*OBJECTIVE*:
Every record should be written out exactly, with the pictures left out.

+++

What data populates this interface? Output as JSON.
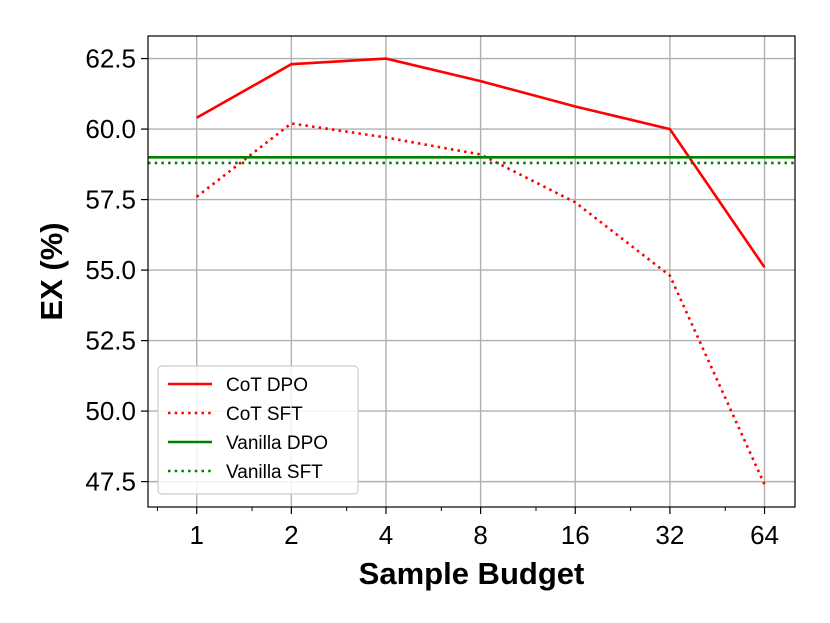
{
  "chart_data": {
    "type": "line",
    "title": "",
    "xlabel": "Sample Budget",
    "ylabel": "EX (%)",
    "x_scale": "log2",
    "x": [
      1,
      2,
      4,
      8,
      16,
      32,
      64
    ],
    "x_tick_labels": [
      "1",
      "2",
      "4",
      "8",
      "16",
      "32",
      "64"
    ],
    "xlim": [
      0.7,
      80
    ],
    "ylim": [
      46.6,
      63.3
    ],
    "y_ticks": [
      47.5,
      50.0,
      52.5,
      55.0,
      57.5,
      60.0,
      62.5
    ],
    "y_tick_labels": [
      "47.5",
      "50.0",
      "52.5",
      "55.0",
      "57.5",
      "60.0",
      "62.5"
    ],
    "grid": true,
    "legend_position": "lower-left",
    "series": [
      {
        "name": "CoT DPO",
        "values": [
          60.4,
          62.3,
          62.5,
          61.7,
          60.8,
          60.0,
          55.1
        ],
        "color": "#ff0000",
        "style": "solid"
      },
      {
        "name": "CoT SFT",
        "values": [
          57.6,
          60.2,
          59.7,
          59.1,
          57.4,
          54.8,
          47.4
        ],
        "color": "#ff0000",
        "style": "dotted"
      },
      {
        "name": "Vanilla DPO",
        "constant": 59.0,
        "color": "#008000",
        "style": "solid"
      },
      {
        "name": "Vanilla SFT",
        "constant": 58.8,
        "color": "#008000",
        "style": "dotted"
      }
    ]
  }
}
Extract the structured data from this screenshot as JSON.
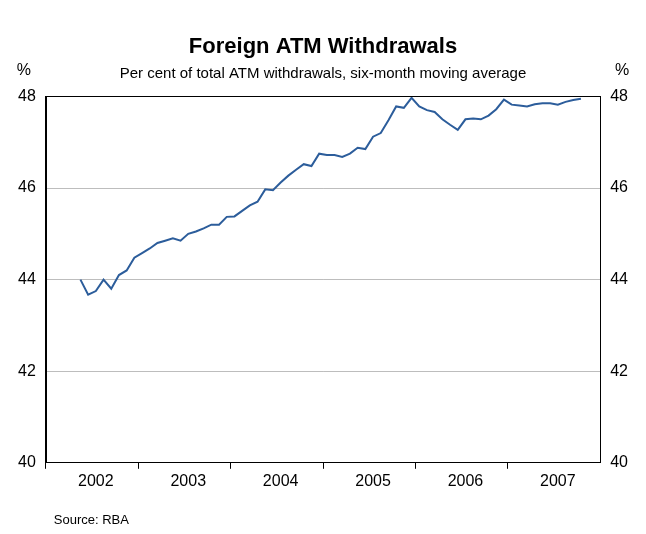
{
  "chart_data": {
    "type": "line",
    "title": "Foreign ATM Withdrawals",
    "subtitle": "Per cent of total ATM withdrawals, six-month moving average",
    "ylabel": "%",
    "y2label": "%",
    "source": "Source: RBA",
    "categories": [
      null,
      null,
      null,
      null,
      null,
      null,
      "2002",
      null,
      null,
      null,
      null,
      null,
      null,
      null,
      null,
      null,
      null,
      null,
      "2003",
      null,
      null,
      null,
      null,
      null,
      null,
      null,
      null,
      null,
      null,
      null,
      "2004",
      null,
      null,
      null,
      null,
      null,
      null,
      null,
      null,
      null,
      null,
      null,
      "2005",
      null,
      null,
      null,
      null,
      null,
      null,
      null,
      null,
      null,
      null,
      null,
      "2006",
      null,
      null,
      null,
      null,
      null,
      null,
      null,
      null,
      null,
      null,
      null,
      "2007",
      null,
      null,
      null,
      null,
      null
    ],
    "values": [
      null,
      null,
      null,
      null,
      44.0,
      43.67,
      43.75,
      44.0,
      43.8,
      44.1,
      44.2,
      44.48,
      44.58,
      44.68,
      44.8,
      44.85,
      44.9,
      44.85,
      45.0,
      45.05,
      45.12,
      45.2,
      45.2,
      45.37,
      45.38,
      45.5,
      45.62,
      45.7,
      45.97,
      45.95,
      46.12,
      46.27,
      46.4,
      46.52,
      46.48,
      46.75,
      46.72,
      46.72,
      46.68,
      46.75,
      46.88,
      46.85,
      47.12,
      47.2,
      47.48,
      47.78,
      47.75,
      47.97,
      47.78,
      47.7,
      47.66,
      47.5,
      47.38,
      47.27,
      47.5,
      47.52,
      47.5,
      47.58,
      47.72,
      47.93,
      47.82,
      47.8,
      47.78,
      47.83,
      47.85,
      47.85,
      47.82,
      47.88,
      47.92,
      47.95,
      null,
      null
    ],
    "color": "#2c5d9b",
    "ylim": [
      40,
      48
    ],
    "yticks": [
      40,
      42,
      44,
      46,
      48
    ],
    "y2lim": [
      40,
      48
    ],
    "y2ticks": [
      40,
      42,
      44,
      46,
      48
    ],
    "grid": true
  }
}
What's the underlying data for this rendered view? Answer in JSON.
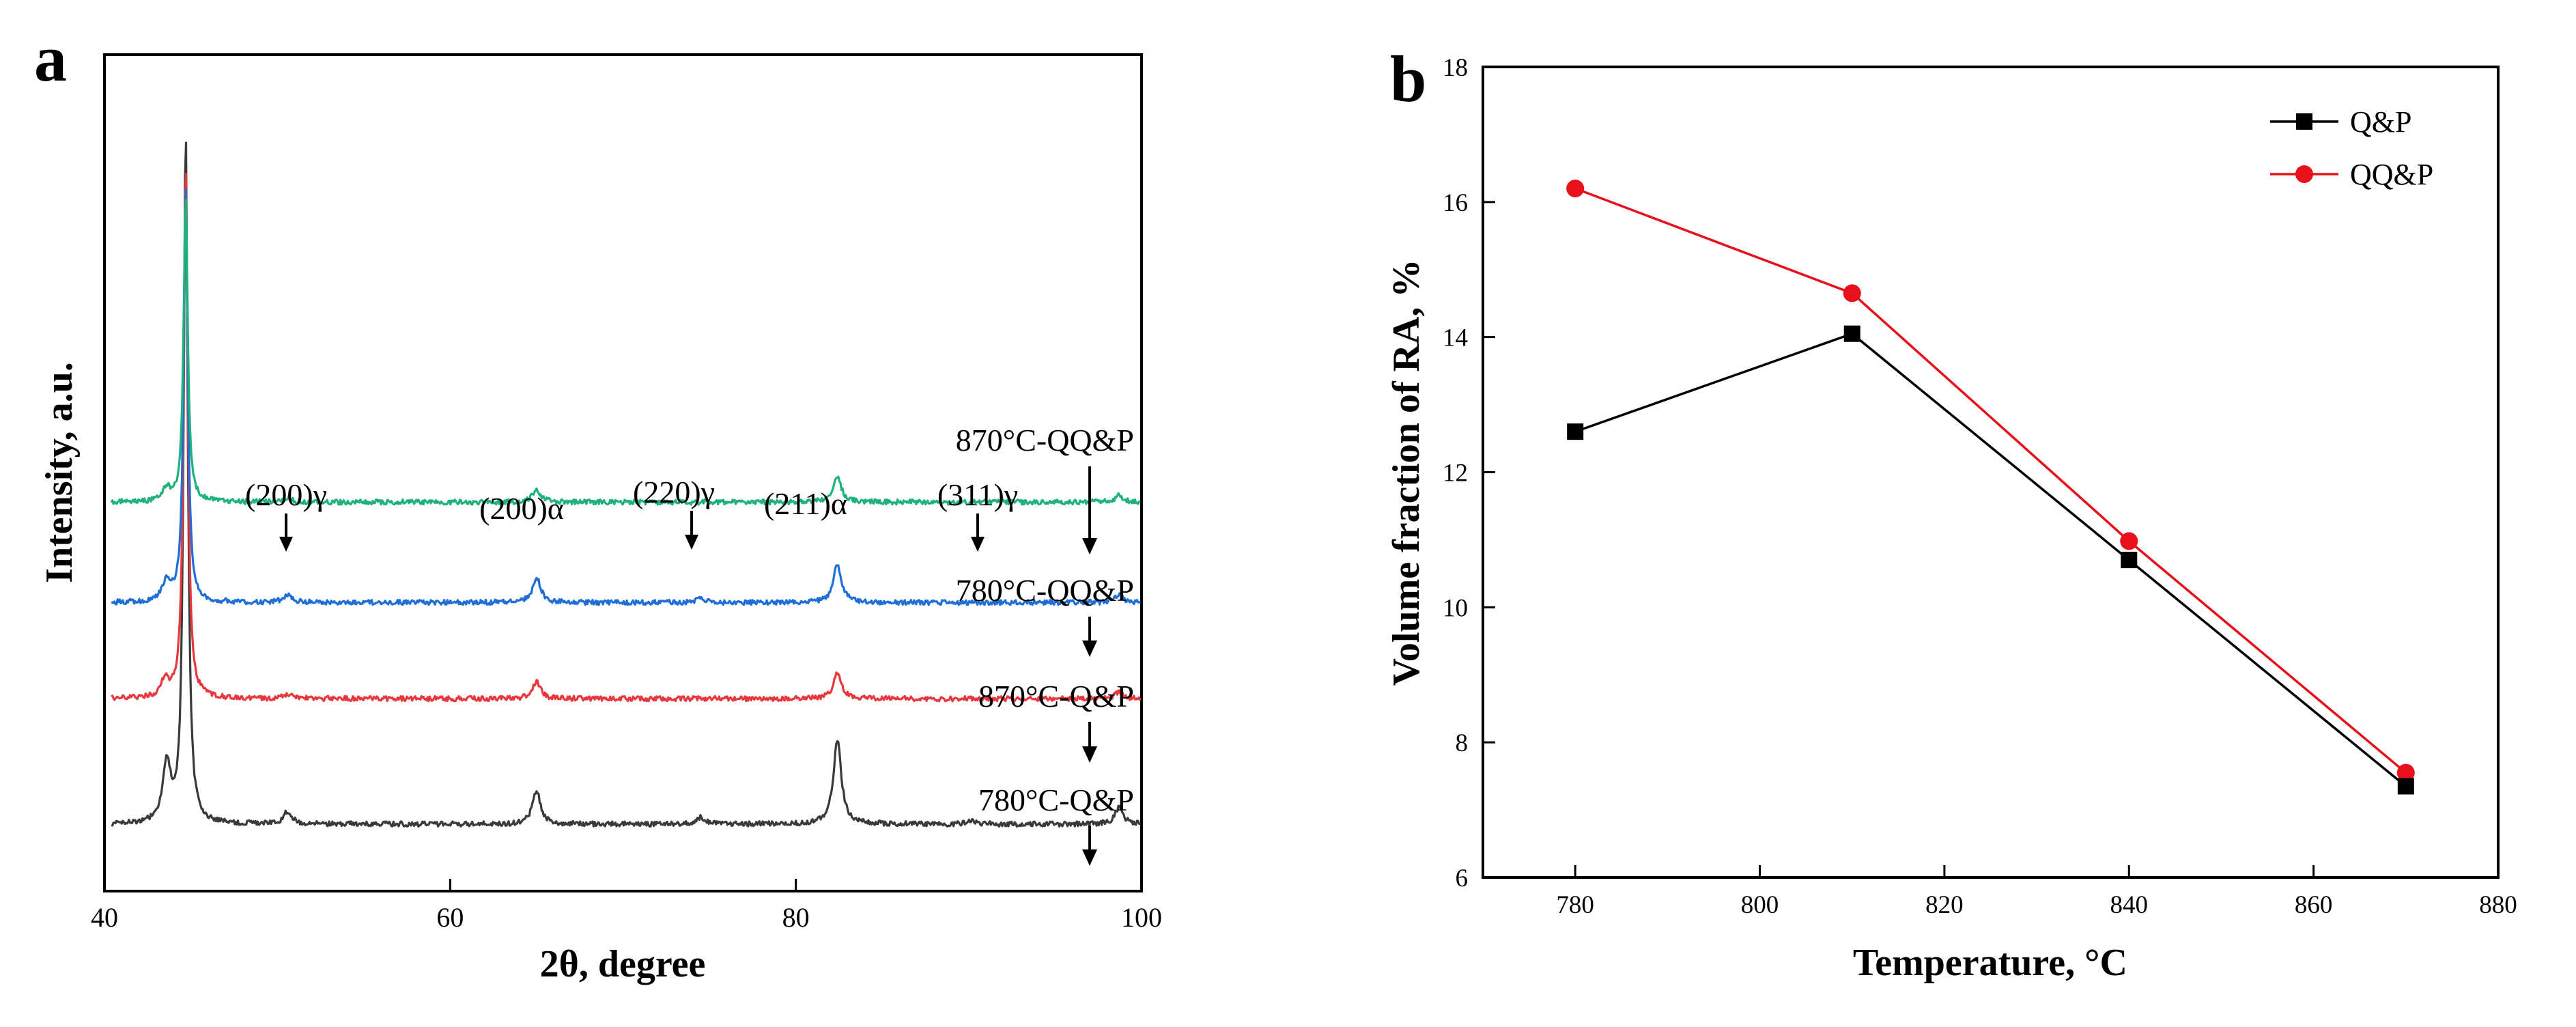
{
  "chart_data": [
    {
      "panel": "a",
      "type": "line",
      "title": "",
      "xlabel": "2θ, degree",
      "ylabel": "Intensity, a.u.",
      "xlim": [
        40,
        100
      ],
      "xticks": [
        40,
        60,
        80,
        100
      ],
      "grid": false,
      "series": [
        {
          "name": "780°C-Q&P",
          "color": "#3a3a3a",
          "baseline": 0.08,
          "peaks": [
            [
              43.6,
              0.07
            ],
            [
              44.7,
              0.83
            ],
            [
              50.6,
              0.015
            ],
            [
              65.0,
              0.04
            ],
            [
              74.5,
              0.008
            ],
            [
              82.4,
              0.1
            ],
            [
              90.2,
              0.005
            ],
            [
              98.7,
              0.02
            ]
          ]
        },
        {
          "name": "870°C-Q&P",
          "color": "#e8383d",
          "baseline": 0.23,
          "peaks": [
            [
              43.5,
              0.02
            ],
            [
              44.7,
              0.64
            ],
            [
              50.6,
              0.005
            ],
            [
              65.0,
              0.02
            ],
            [
              82.4,
              0.03
            ],
            [
              98.7,
              0.008
            ]
          ]
        },
        {
          "name": "780°C-QQ&P",
          "color": "#1f6fd6",
          "baseline": 0.345,
          "peaks": [
            [
              43.6,
              0.025
            ],
            [
              44.7,
              0.5
            ],
            [
              50.6,
              0.01
            ],
            [
              65.0,
              0.03
            ],
            [
              74.5,
              0.006
            ],
            [
              82.4,
              0.045
            ],
            [
              98.7,
              0.01
            ]
          ]
        },
        {
          "name": "870°C-QQ&P",
          "color": "#1fb27a",
          "baseline": 0.465,
          "peaks": [
            [
              43.6,
              0.015
            ],
            [
              44.7,
              0.37
            ],
            [
              50.6,
              0.005
            ],
            [
              65.0,
              0.015
            ],
            [
              82.4,
              0.03
            ],
            [
              98.7,
              0.008
            ]
          ]
        }
      ],
      "annotations": [
        "(200)γ",
        "(200)α",
        "(220)γ",
        "(211)α",
        "(311)γ"
      ]
    },
    {
      "panel": "b",
      "type": "line",
      "title": "",
      "xlabel": "Temperature, °C",
      "ylabel": "Volume fraction of RA, %",
      "xlim": [
        770,
        880
      ],
      "ylim": [
        6,
        18
      ],
      "xticks": [
        780,
        800,
        820,
        840,
        860,
        880
      ],
      "yticks": [
        6,
        8,
        10,
        12,
        14,
        16,
        18
      ],
      "grid": false,
      "legend": "top-right",
      "x": [
        780,
        810,
        840,
        870
      ],
      "series": [
        {
          "name": "Q&P",
          "color": "#000000",
          "marker": "square",
          "values": [
            12.6,
            14.05,
            10.7,
            7.35
          ]
        },
        {
          "name": "QQ&P",
          "color": "#e8101a",
          "marker": "circle",
          "values": [
            16.2,
            14.65,
            10.98,
            7.55
          ]
        }
      ]
    }
  ]
}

+++

*IN RESPONSE*:
What data populates this interface? Output as JSON.
{
  "chart_data": {
    "type": "line",
    "title": "",
    "xlabel": "Sample Budget",
    "ylabel": "EX (%)",
    "x_scale": "log2",
    "x": [
      1,
      2,
      4,
      8,
      16,
      32,
      64
    ],
    "x_tick_labels": [
      "1",
      "2",
      "4",
      "8",
      "16",
      "32",
      "64"
    ],
    "xlim": [
      0.7,
      80
    ],
    "ylim": [
      46.6,
      63.3
    ],
    "y_ticks": [
      47.5,
      50.0,
      52.5,
      55.0,
      57.5,
      60.0,
      62.5
    ],
    "y_tick_labels": [
      "47.5",
      "50.0",
      "52.5",
      "55.0",
      "57.5",
      "60.0",
      "62.5"
    ],
    "grid": true,
    "legend_position": "lower-left",
    "series": [
      {
        "name": "CoT DPO",
        "values": [
          60.4,
          62.3,
          62.5,
          61.7,
          60.8,
          60.0,
          55.1
        ],
        "color": "#ff0000",
        "style": "solid"
      },
      {
        "name": "CoT SFT",
        "values": [
          57.6,
          60.2,
          59.7,
          59.1,
          57.4,
          54.8,
          47.4
        ],
        "color": "#ff0000",
        "style": "dotted"
      },
      {
        "name": "Vanilla DPO",
        "constant": 59.0,
        "color": "#008000",
        "style": "solid"
      },
      {
        "name": "Vanilla SFT",
        "constant": 58.8,
        "color": "#008000",
        "style": "dotted"
      }
    ]
  }
}
Extract the structured data from this screenshot as JSON.
{
  "chart_data": {
    "type": "line",
    "title": "Foreign ATM Withdrawals",
    "subtitle": "Per cent of total ATM withdrawals, six-month moving average",
    "ylabel": "%",
    "y2label": "%",
    "source": "Source: RBA",
    "categories": [
      null,
      null,
      null,
      null,
      null,
      null,
      "2002",
      null,
      null,
      null,
      null,
      null,
      null,
      null,
      null,
      null,
      null,
      null,
      "2003",
      null,
      null,
      null,
      null,
      null,
      null,
      null,
      null,
      null,
      null,
      null,
      "2004",
      null,
      null,
      null,
      null,
      null,
      null,
      null,
      null,
      null,
      null,
      null,
      "2005",
      null,
      null,
      null,
      null,
      null,
      null,
      null,
      null,
      null,
      null,
      null,
      "2006",
      null,
      null,
      null,
      null,
      null,
      null,
      null,
      null,
      null,
      null,
      null,
      "2007",
      null,
      null,
      null,
      null,
      null
    ],
    "values": [
      null,
      null,
      null,
      null,
      44.0,
      43.67,
      43.75,
      44.0,
      43.8,
      44.1,
      44.2,
      44.48,
      44.58,
      44.68,
      44.8,
      44.85,
      44.9,
      44.85,
      45.0,
      45.05,
      45.12,
      45.2,
      45.2,
      45.37,
      45.38,
      45.5,
      45.62,
      45.7,
      45.97,
      45.95,
      46.12,
      46.27,
      46.4,
      46.52,
      46.48,
      46.75,
      46.72,
      46.72,
      46.68,
      46.75,
      46.88,
      46.85,
      47.12,
      47.2,
      47.48,
      47.78,
      47.75,
      47.97,
      47.78,
      47.7,
      47.66,
      47.5,
      47.38,
      47.27,
      47.5,
      47.52,
      47.5,
      47.58,
      47.72,
      47.93,
      47.82,
      47.8,
      47.78,
      47.83,
      47.85,
      47.85,
      47.82,
      47.88,
      47.92,
      47.95,
      null,
      null
    ],
    "color": "#2c5d9b",
    "ylim": [
      40,
      48
    ],
    "yticks": [
      40,
      42,
      44,
      46,
      48
    ],
    "y2lim": [
      40,
      48
    ],
    "y2ticks": [
      40,
      42,
      44,
      46,
      48
    ],
    "grid": true
  }
}
What's the underlying data for this rendered view? Answer in JSON.
{
  "chart_data": [
    {
      "panel": "a",
      "type": "line",
      "title": "",
      "xlabel": "2θ, degree",
      "ylabel": "Intensity, a.u.",
      "xlim": [
        40,
        100
      ],
      "xticks": [
        40,
        60,
        80,
        100
      ],
      "grid": false,
      "series": [
        {
          "name": "780°C-Q&P",
          "color": "#3a3a3a",
          "baseline": 0.08,
          "peaks": [
            [
              43.6,
              0.07
            ],
            [
              44.7,
              0.83
            ],
            [
              50.6,
              0.015
            ],
            [
              65.0,
              0.04
            ],
            [
              74.5,
              0.008
            ],
            [
              82.4,
              0.1
            ],
            [
              90.2,
              0.005
            ],
            [
              98.7,
              0.02
            ]
          ]
        },
        {
          "name": "870°C-Q&P",
          "color": "#e8383d",
          "baseline": 0.23,
          "peaks": [
            [
              43.5,
              0.02
            ],
            [
              44.7,
              0.64
            ],
            [
              50.6,
              0.005
            ],
            [
              65.0,
              0.02
            ],
            [
              82.4,
              0.03
            ],
            [
              98.7,
              0.008
            ]
          ]
        },
        {
          "name": "780°C-QQ&P",
          "color": "#1f6fd6",
          "baseline": 0.345,
          "peaks": [
            [
              43.6,
              0.025
            ],
            [
              44.7,
              0.5
            ],
            [
              50.6,
              0.01
            ],
            [
              65.0,
              0.03
            ],
            [
              74.5,
              0.006
            ],
            [
              82.4,
              0.045
            ],
            [
              98.7,
              0.01
            ]
          ]
        },
        {
          "name": "870°C-QQ&P",
          "color": "#1fb27a",
          "baseline": 0.465,
          "peaks": [
            [
              43.6,
              0.015
            ],
            [
              44.7,
              0.37
            ],
            [
              50.6,
              0.005
            ],
            [
              65.0,
              0.015
            ],
            [
              82.4,
              0.03
            ],
            [
              98.7,
              0.008
            ]
          ]
        }
      ],
      "annotations": [
        "(200)γ",
        "(200)α",
        "(220)γ",
        "(211)α",
        "(311)γ"
      ]
    },
    {
      "panel": "b",
      "type": "line",
      "title": "",
      "xlabel": "Temperature, °C",
      "ylabel": "Volume fraction of RA, %",
      "xlim": [
        770,
        880
      ],
      "ylim": [
        6,
        18
      ],
      "xticks": [
        780,
        800,
        820,
        840,
        860,
        880
      ],
      "yticks": [
        6,
        8,
        10,
        12,
        14,
        16,
        18
      ],
      "grid": false,
      "legend": "top-right",
      "x": [
        780,
        810,
        840,
        870
      ],
      "series": [
        {
          "name": "Q&P",
          "color": "#000000",
          "marker": "square",
          "values": [
            12.6,
            14.05,
            10.7,
            7.35
          ]
        },
        {
          "name": "QQ&P",
          "color": "#e8101a",
          "marker": "circle",
          "values": [
            16.2,
            14.65,
            10.98,
            7.55
          ]
        }
      ]
    }
  ]
}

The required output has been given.